* WHAT YOU HAVE TO DO *
Scan the records for the word "soin". Copy each line that includes it.

* Items listed in a dataset *
____________

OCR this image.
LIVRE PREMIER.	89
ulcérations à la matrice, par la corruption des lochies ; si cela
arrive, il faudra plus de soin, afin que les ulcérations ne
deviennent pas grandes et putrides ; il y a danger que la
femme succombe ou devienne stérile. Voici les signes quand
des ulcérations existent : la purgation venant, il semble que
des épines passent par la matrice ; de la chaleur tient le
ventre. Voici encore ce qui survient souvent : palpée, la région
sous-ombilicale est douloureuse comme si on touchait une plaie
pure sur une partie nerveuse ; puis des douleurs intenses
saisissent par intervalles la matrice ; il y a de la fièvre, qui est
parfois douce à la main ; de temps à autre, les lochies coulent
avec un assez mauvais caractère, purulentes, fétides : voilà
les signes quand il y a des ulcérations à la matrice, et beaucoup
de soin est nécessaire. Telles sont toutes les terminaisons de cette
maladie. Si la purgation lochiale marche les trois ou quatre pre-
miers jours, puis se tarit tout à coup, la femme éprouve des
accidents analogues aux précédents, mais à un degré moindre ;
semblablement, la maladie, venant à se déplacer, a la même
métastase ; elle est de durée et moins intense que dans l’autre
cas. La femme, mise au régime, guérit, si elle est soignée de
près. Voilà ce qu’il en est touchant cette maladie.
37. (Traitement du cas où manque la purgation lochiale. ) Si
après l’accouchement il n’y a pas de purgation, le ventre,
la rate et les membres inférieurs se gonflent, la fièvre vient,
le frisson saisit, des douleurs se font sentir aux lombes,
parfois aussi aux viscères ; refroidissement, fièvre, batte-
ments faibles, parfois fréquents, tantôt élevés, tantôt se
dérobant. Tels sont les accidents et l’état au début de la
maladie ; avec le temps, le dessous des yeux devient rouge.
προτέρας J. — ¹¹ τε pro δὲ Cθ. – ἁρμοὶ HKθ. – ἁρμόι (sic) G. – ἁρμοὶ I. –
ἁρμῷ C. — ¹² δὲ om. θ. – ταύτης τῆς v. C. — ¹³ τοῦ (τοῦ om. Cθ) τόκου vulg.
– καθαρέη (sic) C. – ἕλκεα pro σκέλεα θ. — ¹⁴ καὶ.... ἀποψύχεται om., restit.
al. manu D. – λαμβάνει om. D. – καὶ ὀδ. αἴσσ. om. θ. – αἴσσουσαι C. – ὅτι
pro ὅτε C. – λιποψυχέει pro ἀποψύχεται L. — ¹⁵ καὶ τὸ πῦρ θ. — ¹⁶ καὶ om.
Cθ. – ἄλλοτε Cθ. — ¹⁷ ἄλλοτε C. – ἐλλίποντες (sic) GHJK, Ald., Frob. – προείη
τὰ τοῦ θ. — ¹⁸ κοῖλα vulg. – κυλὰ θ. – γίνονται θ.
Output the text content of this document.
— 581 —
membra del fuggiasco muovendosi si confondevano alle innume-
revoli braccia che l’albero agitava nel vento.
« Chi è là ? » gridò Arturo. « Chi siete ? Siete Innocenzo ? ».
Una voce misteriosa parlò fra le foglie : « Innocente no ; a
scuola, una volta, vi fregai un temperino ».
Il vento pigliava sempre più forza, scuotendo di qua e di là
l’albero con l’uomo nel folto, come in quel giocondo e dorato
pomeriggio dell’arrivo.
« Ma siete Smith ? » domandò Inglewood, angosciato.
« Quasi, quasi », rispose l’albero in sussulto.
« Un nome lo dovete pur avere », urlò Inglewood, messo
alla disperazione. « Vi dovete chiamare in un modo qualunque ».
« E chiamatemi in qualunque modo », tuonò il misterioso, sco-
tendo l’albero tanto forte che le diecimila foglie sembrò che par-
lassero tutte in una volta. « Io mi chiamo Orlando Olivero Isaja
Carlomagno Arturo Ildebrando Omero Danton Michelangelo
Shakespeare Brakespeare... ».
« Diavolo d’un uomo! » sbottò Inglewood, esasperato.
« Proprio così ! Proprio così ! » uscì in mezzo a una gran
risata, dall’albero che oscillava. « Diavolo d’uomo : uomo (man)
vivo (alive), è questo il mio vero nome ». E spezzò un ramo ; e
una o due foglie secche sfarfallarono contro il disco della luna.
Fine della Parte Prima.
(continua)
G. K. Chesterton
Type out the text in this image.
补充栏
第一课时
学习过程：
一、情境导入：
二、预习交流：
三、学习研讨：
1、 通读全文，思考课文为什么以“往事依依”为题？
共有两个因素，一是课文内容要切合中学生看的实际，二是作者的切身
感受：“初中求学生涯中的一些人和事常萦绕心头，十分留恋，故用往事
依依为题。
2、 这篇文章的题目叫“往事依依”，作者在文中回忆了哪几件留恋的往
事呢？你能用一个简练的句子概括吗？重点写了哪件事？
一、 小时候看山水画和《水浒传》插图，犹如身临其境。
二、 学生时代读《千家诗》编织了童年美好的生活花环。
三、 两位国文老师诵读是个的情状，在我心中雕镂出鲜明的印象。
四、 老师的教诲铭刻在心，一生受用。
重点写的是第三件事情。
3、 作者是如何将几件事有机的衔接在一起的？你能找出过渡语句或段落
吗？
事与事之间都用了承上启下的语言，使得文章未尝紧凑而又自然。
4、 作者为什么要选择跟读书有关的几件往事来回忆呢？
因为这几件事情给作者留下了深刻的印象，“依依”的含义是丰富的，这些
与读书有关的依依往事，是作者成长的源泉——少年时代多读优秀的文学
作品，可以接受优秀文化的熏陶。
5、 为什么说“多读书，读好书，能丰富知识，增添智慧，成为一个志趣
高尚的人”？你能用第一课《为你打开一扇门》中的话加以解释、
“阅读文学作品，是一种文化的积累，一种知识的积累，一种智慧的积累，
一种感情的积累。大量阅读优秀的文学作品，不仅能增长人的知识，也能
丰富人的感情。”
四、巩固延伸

____________

* ANSWER FOR THE TASK *
arrive, il faudra plus de soin, afin que les ulcérations ne
de soin est nécessaire. Telles sont toutes les terminaisons de cette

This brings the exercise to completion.